## Your instructions
Reproduce every item below verbatim, leaving out the pictures.

## Raw records
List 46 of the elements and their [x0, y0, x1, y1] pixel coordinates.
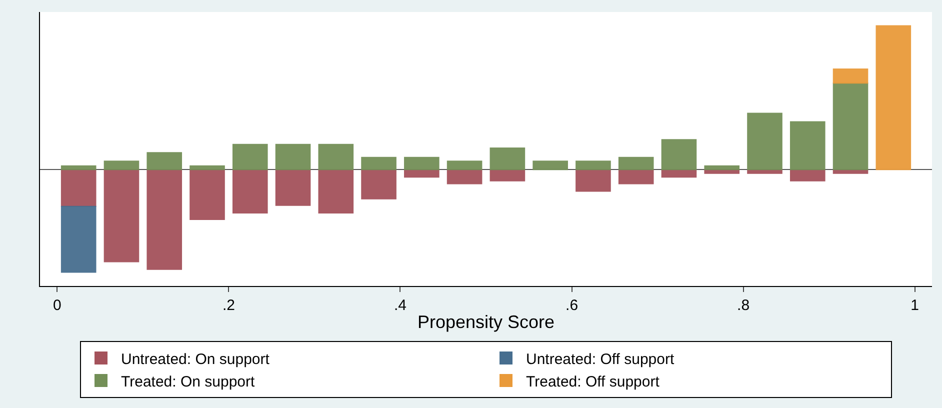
x-tick-label: .4 — [394, 297, 406, 314]
bar — [275, 169, 311, 206]
bar — [576, 160, 611, 170]
bar — [704, 165, 740, 170]
bar — [446, 169, 482, 184]
bar — [318, 169, 354, 214]
bar — [832, 68, 868, 84]
bar — [361, 156, 396, 170]
bar — [618, 169, 654, 184]
bar — [747, 112, 782, 170]
bar — [618, 156, 654, 170]
bar — [318, 144, 354, 170]
bar — [790, 121, 826, 170]
bar — [146, 169, 182, 270]
bar — [275, 144, 311, 170]
legend-label: Treated: On support — [121, 373, 256, 390]
bar — [661, 139, 697, 170]
bar — [60, 169, 96, 207]
x-tick-label: .6 — [566, 297, 578, 314]
x-tick-label: 1 — [910, 297, 920, 314]
legend-label: Untreated: Off support — [526, 350, 675, 368]
bar — [576, 169, 611, 192]
bar — [232, 144, 268, 170]
bar — [190, 169, 225, 220]
x-axis-title: Propensity Score — [417, 312, 555, 332]
bar — [146, 152, 182, 170]
bar — [190, 165, 225, 170]
bar — [60, 165, 96, 170]
bar — [104, 169, 140, 262]
x-tick-label: 0 — [52, 297, 62, 314]
x-tick-label: .8 — [737, 297, 750, 314]
x-tick-label: .2 — [222, 297, 235, 314]
bar — [446, 160, 482, 170]
bar — [104, 160, 140, 170]
legend-label: Treated: Off support — [526, 373, 660, 390]
bar — [532, 160, 568, 170]
legend-label: Untreated: On support — [121, 350, 270, 368]
bar — [876, 25, 912, 170]
bar — [790, 169, 826, 182]
bar — [490, 148, 526, 170]
bar — [361, 169, 396, 200]
bar — [490, 169, 526, 182]
bar — [232, 169, 268, 214]
bar — [404, 156, 440, 170]
bar — [832, 82, 868, 170]
bar — [60, 206, 96, 273]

## Task answer
List 46 of the elements and their [x0, y0, x1, y1] pixel coordinates.
x-tick-label: .4 — [394, 297, 406, 314]
bar — [275, 169, 311, 206]
bar — [576, 160, 611, 170]
bar — [704, 165, 740, 170]
bar — [446, 169, 482, 184]
bar — [318, 169, 354, 214]
bar — [832, 68, 868, 84]
bar — [361, 156, 396, 170]
bar — [618, 169, 654, 184]
bar — [747, 112, 782, 170]
bar — [618, 156, 654, 170]
bar — [318, 144, 354, 170]
bar — [790, 121, 826, 170]
bar — [146, 169, 182, 270]
bar — [275, 144, 311, 170]
legend-label: Treated: On support — [121, 373, 256, 390]
bar — [661, 139, 697, 170]
bar — [60, 169, 96, 207]
x-tick-label: .6 — [566, 297, 578, 314]
x-tick-label: 1 — [910, 297, 920, 314]
legend-label: Untreated: Off support — [526, 350, 675, 368]
bar — [576, 169, 611, 192]
bar — [232, 144, 268, 170]
bar — [190, 169, 225, 220]
x-axis-title: Propensity Score — [417, 312, 555, 332]
bar — [146, 152, 182, 170]
bar — [190, 165, 225, 170]
bar — [60, 165, 96, 170]
bar — [104, 169, 140, 262]
x-tick-label: 0 — [52, 297, 62, 314]
x-tick-label: .8 — [737, 297, 750, 314]
x-tick-label: .2 — [222, 297, 235, 314]
bar — [446, 160, 482, 170]
bar — [104, 160, 140, 170]
legend-label: Treated: Off support — [526, 373, 660, 390]
bar — [532, 160, 568, 170]
legend-label: Untreated: On support — [121, 350, 270, 368]
bar — [876, 25, 912, 170]
bar — [790, 169, 826, 182]
bar — [490, 148, 526, 170]
bar — [361, 169, 396, 200]
bar — [490, 169, 526, 182]
bar — [232, 169, 268, 214]
bar — [404, 156, 440, 170]
bar — [832, 82, 868, 170]
bar — [60, 206, 96, 273]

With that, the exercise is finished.